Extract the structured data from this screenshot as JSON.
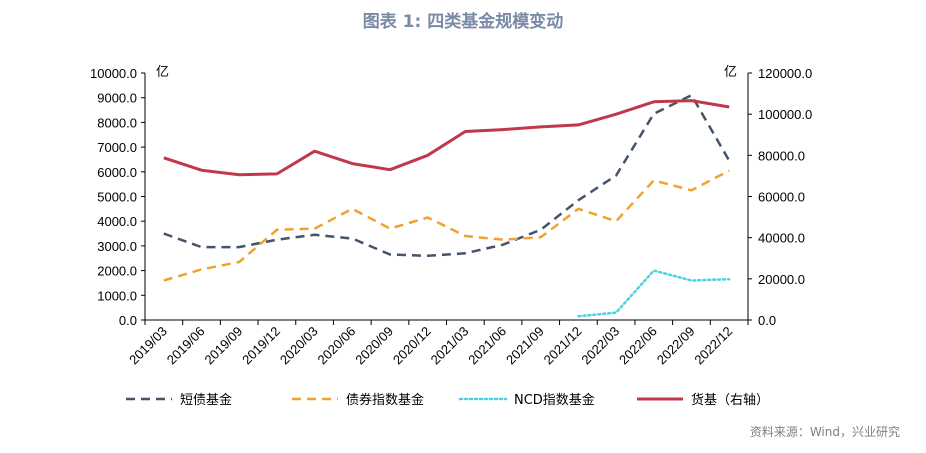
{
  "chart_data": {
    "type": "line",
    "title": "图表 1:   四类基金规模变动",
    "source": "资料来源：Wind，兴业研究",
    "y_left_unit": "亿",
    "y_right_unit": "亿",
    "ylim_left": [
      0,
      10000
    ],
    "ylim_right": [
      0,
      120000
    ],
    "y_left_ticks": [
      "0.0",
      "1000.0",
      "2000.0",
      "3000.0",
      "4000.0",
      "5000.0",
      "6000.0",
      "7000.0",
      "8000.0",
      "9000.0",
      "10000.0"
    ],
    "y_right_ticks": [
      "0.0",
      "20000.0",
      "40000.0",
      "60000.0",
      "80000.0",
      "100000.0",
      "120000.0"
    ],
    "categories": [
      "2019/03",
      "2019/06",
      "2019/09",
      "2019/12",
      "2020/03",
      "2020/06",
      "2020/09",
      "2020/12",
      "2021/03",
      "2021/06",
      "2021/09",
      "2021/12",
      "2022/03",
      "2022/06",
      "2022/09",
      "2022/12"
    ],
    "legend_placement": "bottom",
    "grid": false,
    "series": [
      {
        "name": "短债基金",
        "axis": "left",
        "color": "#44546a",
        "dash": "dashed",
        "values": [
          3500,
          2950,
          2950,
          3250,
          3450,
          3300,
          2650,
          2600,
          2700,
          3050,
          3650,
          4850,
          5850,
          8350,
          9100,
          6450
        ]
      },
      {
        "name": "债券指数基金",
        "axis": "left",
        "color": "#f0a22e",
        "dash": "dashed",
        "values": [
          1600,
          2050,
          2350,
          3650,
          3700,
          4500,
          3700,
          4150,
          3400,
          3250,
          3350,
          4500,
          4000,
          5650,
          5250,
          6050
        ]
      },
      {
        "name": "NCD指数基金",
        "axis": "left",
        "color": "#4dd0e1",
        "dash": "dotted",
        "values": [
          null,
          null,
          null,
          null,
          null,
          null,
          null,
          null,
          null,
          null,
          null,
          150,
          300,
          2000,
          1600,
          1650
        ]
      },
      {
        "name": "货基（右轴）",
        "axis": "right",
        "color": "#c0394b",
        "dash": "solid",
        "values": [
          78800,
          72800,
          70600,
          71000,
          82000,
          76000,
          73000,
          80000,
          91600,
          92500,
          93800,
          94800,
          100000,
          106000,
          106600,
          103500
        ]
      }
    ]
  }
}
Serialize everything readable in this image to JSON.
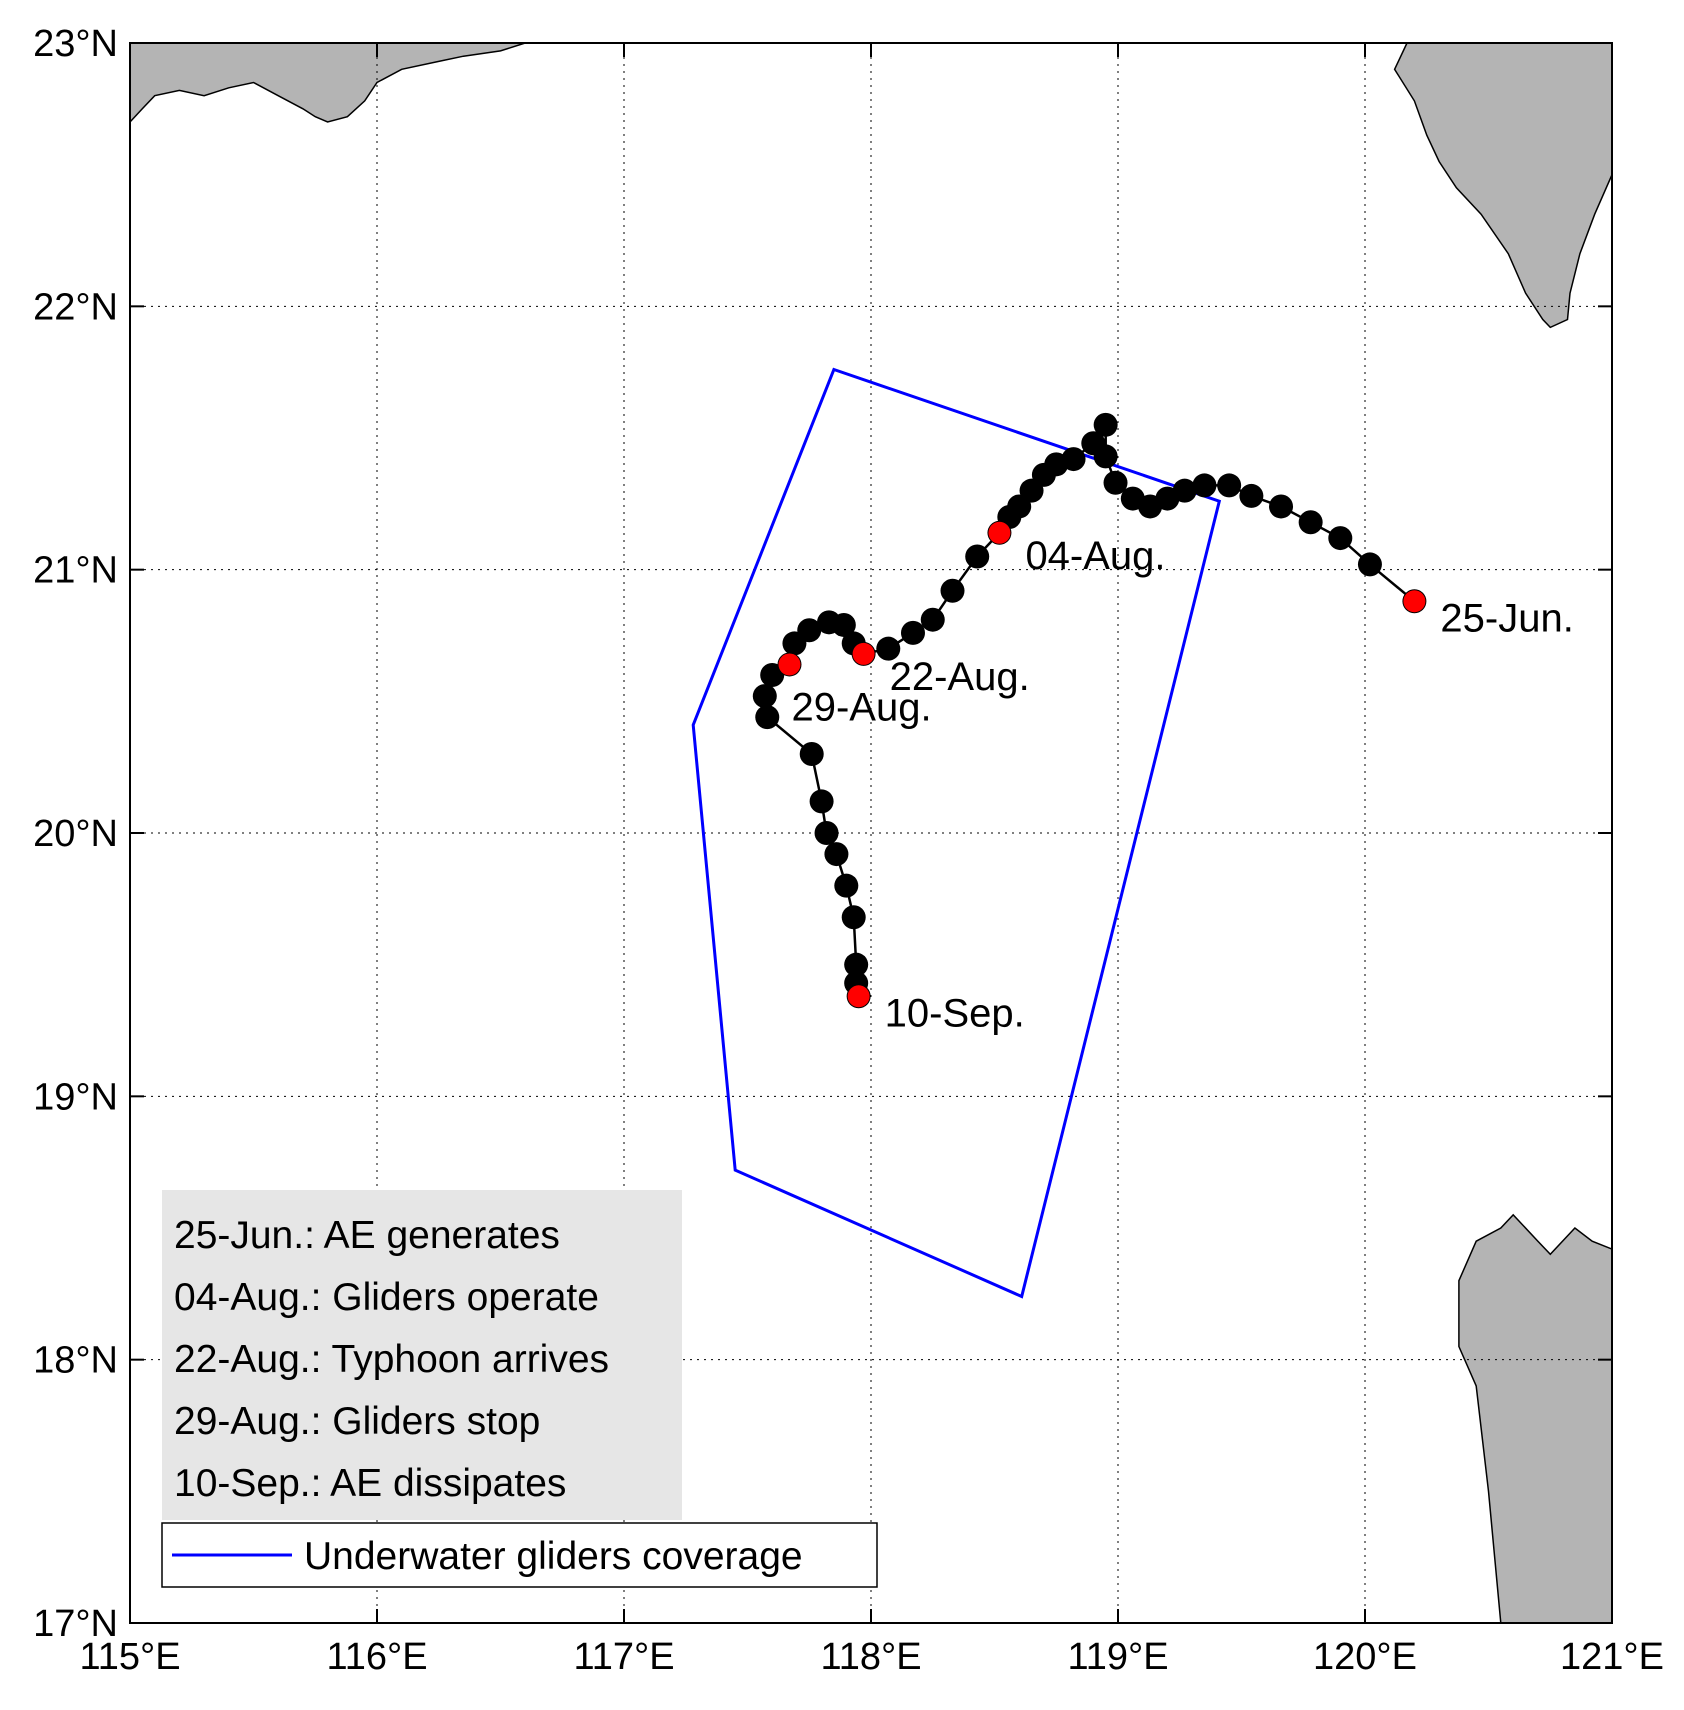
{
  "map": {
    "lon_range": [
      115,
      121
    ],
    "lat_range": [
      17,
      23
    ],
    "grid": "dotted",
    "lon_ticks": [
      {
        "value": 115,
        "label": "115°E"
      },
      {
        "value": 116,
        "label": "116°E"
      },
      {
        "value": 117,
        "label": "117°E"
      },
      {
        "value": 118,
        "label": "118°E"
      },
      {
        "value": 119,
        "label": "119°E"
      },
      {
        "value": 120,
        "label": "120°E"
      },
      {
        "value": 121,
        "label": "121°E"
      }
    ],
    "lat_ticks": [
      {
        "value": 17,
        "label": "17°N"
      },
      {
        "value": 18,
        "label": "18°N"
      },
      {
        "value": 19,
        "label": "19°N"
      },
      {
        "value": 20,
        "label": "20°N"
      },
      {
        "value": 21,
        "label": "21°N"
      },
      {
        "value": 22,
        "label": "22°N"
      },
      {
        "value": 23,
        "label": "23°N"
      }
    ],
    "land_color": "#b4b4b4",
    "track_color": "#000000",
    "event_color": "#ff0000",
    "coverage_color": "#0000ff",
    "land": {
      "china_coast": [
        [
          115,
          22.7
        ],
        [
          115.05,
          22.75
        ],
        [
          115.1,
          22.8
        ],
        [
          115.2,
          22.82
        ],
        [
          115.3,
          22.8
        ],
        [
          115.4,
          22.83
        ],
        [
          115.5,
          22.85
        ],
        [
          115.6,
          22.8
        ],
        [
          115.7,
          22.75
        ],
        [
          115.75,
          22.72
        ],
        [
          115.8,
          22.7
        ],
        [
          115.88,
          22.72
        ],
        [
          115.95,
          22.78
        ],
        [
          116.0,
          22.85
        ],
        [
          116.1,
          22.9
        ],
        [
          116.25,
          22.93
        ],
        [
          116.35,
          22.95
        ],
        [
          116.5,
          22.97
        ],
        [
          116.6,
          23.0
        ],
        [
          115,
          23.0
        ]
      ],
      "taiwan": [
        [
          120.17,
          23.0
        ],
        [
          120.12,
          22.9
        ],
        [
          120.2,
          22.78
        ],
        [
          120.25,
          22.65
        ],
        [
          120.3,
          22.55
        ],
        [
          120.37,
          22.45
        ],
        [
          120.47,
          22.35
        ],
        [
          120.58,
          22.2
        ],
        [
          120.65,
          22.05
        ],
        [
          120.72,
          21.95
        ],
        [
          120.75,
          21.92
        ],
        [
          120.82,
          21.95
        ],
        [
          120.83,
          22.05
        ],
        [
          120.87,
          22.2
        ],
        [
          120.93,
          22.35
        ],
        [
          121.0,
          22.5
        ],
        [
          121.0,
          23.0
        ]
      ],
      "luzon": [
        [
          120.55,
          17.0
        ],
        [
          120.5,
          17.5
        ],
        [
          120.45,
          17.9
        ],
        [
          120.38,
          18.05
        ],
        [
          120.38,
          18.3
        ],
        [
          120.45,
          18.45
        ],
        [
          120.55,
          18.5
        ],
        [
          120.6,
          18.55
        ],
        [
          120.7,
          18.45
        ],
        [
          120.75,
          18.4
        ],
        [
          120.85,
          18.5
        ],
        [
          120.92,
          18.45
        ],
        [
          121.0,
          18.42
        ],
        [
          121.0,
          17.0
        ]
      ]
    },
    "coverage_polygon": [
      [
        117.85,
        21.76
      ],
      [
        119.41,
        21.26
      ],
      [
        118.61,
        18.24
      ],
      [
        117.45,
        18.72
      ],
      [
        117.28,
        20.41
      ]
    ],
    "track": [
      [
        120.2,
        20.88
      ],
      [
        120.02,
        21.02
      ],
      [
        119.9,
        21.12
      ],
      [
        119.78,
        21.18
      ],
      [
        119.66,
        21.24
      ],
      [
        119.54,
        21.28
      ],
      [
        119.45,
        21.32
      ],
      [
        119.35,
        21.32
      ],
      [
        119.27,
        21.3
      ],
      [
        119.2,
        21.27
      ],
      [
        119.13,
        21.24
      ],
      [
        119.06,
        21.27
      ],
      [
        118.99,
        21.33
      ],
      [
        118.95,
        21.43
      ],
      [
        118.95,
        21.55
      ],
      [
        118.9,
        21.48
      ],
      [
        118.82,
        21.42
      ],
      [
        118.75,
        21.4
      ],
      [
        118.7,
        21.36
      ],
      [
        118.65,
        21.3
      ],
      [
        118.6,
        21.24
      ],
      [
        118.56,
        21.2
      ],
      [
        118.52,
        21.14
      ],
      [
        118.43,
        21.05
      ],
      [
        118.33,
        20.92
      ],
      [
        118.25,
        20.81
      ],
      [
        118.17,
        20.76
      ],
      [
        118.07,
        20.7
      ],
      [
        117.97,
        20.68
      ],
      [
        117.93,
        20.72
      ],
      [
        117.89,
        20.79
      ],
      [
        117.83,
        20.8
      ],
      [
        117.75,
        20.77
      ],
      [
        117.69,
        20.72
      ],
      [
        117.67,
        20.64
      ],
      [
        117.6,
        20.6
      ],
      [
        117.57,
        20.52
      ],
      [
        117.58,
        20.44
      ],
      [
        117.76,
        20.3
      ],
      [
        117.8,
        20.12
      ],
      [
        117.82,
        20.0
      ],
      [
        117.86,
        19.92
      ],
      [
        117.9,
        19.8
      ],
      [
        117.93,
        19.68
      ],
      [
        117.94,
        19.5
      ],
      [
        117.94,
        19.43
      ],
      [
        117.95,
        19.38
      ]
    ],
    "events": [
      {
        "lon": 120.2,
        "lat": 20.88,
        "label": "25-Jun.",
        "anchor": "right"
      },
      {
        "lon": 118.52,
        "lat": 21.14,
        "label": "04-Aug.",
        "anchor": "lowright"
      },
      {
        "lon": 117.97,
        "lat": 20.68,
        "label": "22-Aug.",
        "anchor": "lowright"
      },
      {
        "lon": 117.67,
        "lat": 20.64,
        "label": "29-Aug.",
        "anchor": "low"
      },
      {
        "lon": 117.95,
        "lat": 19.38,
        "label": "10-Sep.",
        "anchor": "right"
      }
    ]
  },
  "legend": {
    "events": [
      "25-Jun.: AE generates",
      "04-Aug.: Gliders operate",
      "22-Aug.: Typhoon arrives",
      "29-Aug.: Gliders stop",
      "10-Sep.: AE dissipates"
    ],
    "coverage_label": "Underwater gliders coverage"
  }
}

=-=-=-=-=

## Job
Every line holding "this" should be copied out.

## Correct answer
Extract the structured data from this screenshot as JSON.
Serialize everything readable in this image to JSON.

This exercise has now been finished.